• **Short task**
Reproduce the items below word for word, from their first line through the line containing "393, 90, 402]".

Labeled box records
━━━━

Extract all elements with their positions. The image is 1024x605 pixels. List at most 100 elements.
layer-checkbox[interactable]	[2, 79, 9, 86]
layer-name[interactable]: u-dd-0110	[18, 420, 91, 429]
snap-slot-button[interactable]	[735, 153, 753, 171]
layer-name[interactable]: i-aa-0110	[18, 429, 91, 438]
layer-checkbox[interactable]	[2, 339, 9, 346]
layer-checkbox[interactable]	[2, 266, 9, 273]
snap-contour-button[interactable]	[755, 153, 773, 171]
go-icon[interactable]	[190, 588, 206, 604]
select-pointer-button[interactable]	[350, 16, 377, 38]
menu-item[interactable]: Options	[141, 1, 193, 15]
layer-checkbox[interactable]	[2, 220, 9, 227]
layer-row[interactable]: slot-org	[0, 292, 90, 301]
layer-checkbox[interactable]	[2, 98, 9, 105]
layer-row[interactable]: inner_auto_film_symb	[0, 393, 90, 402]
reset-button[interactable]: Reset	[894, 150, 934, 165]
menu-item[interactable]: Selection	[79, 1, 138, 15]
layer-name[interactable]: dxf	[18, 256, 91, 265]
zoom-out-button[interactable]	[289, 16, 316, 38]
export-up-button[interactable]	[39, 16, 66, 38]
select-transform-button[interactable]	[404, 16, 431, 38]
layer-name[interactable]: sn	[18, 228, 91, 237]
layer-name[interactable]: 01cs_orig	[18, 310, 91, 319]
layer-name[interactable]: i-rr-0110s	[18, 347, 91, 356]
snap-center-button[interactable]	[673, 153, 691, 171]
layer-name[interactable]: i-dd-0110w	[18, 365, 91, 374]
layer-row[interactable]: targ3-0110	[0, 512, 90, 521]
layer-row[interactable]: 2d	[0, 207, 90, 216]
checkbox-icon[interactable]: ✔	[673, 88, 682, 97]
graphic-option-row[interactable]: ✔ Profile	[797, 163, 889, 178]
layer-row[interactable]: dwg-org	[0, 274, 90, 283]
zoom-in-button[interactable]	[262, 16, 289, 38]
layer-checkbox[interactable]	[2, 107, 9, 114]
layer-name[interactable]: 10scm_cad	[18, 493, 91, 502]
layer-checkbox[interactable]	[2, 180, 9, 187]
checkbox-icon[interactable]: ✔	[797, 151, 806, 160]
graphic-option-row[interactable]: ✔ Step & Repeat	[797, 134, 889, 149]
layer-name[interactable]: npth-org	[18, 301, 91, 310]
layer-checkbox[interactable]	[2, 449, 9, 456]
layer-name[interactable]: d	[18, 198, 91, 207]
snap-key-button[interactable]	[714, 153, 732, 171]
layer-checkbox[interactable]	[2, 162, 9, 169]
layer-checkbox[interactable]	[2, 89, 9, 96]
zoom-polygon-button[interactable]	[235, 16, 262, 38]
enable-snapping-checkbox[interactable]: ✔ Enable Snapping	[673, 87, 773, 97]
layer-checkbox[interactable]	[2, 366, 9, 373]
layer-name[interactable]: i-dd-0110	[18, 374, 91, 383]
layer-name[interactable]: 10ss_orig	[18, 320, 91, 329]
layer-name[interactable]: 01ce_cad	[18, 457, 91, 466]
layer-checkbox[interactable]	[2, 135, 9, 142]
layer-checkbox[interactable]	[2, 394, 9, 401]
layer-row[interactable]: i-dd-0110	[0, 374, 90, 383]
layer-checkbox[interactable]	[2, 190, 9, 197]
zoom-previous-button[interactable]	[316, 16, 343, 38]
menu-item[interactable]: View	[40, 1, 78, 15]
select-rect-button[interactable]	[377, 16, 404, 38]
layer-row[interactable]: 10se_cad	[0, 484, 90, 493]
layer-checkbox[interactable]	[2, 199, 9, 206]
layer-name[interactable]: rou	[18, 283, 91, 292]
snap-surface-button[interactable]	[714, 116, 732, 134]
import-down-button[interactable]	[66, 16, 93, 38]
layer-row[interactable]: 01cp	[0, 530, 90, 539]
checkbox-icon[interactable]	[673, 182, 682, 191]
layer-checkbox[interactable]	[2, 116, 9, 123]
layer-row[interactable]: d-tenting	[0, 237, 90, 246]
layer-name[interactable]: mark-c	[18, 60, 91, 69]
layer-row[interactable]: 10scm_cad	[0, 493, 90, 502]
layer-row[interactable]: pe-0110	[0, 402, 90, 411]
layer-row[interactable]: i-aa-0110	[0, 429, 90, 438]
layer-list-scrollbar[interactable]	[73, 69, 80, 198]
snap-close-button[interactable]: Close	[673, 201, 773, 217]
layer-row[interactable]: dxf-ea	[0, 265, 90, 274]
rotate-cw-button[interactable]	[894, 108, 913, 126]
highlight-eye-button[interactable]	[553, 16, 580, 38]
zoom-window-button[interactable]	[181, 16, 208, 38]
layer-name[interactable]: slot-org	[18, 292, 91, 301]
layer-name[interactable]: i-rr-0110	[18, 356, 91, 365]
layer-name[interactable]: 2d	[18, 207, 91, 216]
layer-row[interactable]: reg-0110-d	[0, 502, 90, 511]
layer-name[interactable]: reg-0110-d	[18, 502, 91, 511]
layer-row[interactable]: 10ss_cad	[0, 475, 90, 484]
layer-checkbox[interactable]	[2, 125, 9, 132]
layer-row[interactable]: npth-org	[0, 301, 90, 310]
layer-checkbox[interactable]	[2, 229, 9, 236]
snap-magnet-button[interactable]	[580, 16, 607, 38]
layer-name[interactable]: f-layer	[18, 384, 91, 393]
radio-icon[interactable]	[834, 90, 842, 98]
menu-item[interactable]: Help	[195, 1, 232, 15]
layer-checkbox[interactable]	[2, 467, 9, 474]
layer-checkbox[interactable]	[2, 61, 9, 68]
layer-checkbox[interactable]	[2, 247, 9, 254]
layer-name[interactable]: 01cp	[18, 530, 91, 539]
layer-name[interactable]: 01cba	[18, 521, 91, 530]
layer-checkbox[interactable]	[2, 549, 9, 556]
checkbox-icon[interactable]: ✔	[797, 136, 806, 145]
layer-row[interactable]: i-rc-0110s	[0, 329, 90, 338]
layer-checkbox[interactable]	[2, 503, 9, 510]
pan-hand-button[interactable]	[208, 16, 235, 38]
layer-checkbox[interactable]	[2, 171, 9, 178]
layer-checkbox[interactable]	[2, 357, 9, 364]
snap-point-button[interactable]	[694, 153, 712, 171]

━━━━

• **Answer to the task**
Extract all elements with their positions. The image is 1024x605 pixels. List at most 100 elements.
layer-checkbox[interactable]	[2, 79, 9, 86]
layer-name[interactable]: u-dd-0110	[18, 420, 91, 429]
snap-slot-button[interactable]	[735, 153, 753, 171]
layer-name[interactable]: i-aa-0110	[18, 429, 91, 438]
layer-checkbox[interactable]	[2, 339, 9, 346]
layer-checkbox[interactable]	[2, 266, 9, 273]
snap-contour-button[interactable]	[755, 153, 773, 171]
go-icon[interactable]	[190, 588, 206, 604]
select-pointer-button[interactable]	[350, 16, 377, 38]
menu-item[interactable]: Options	[141, 1, 193, 15]
layer-checkbox[interactable]	[2, 220, 9, 227]
layer-row[interactable]: slot-org	[0, 292, 90, 301]
layer-checkbox[interactable]	[2, 98, 9, 105]
layer-row[interactable]: inner_auto_film_symb	[0, 393, 90, 402]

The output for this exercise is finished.